[Excerpt from a dataset]
.....

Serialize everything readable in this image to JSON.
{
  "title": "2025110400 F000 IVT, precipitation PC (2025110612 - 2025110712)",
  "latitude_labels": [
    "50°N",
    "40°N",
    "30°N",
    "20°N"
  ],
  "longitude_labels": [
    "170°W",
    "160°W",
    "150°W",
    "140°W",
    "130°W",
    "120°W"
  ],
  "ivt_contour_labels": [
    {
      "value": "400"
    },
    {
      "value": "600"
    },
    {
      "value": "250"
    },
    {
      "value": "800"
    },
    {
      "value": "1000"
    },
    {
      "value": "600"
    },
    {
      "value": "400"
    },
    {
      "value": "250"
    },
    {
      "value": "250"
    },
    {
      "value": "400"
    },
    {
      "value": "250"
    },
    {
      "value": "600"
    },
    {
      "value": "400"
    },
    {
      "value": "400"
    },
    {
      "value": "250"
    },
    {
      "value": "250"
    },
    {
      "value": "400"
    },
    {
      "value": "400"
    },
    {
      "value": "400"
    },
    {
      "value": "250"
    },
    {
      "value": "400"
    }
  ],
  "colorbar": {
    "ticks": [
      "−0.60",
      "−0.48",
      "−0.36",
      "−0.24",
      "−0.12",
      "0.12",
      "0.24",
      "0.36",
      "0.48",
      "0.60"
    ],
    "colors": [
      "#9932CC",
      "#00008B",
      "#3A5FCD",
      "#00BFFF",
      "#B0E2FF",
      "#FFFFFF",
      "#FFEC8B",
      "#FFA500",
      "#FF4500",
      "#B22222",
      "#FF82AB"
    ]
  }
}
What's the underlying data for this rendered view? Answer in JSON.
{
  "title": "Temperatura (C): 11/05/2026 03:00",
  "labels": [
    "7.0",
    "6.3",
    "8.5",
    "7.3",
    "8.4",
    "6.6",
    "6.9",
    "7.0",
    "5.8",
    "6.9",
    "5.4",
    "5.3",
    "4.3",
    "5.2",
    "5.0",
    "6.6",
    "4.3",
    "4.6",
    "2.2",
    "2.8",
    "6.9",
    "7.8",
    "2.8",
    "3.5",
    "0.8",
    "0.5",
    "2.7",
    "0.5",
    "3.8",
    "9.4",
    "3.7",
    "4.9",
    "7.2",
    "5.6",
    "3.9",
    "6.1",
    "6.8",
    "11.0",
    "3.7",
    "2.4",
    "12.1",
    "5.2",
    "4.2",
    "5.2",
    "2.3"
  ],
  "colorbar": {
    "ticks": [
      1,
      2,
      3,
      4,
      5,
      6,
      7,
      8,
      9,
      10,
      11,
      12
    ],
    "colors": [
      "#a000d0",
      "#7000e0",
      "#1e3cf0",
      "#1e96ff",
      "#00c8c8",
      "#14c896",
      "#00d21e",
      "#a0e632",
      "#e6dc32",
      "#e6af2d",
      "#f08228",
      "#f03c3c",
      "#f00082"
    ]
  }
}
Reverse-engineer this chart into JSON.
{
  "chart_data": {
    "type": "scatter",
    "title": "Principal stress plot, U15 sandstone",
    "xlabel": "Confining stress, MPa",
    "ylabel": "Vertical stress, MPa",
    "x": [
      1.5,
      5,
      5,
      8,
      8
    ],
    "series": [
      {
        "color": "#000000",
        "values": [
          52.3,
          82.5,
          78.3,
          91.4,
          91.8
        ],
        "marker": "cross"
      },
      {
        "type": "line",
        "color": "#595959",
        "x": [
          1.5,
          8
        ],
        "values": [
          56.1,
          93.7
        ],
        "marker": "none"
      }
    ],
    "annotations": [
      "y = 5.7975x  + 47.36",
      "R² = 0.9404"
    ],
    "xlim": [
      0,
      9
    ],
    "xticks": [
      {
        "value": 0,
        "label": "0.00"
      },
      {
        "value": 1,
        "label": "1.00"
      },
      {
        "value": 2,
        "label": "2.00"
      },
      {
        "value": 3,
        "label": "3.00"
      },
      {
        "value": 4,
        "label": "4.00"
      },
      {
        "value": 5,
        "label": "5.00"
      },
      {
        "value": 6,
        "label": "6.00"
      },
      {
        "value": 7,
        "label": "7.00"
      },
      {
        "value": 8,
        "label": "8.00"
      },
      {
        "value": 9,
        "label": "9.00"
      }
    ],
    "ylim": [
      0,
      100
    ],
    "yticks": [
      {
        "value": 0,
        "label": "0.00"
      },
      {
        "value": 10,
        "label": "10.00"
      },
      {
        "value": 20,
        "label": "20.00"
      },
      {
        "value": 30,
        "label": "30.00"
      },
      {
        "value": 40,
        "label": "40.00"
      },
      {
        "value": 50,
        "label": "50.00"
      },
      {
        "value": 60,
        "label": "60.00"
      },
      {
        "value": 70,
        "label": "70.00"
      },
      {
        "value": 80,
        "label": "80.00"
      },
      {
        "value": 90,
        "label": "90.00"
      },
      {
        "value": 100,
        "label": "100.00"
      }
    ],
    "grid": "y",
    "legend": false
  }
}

.....

> [Task]:
Using the entries above, return each line in which the word "this" occurs.

> [Task response]:
Serialize everything readable in this image to JSON.
What's the underlying data for this rendered view? Answer in JSON.
Reverse-engineer this chart into JSON.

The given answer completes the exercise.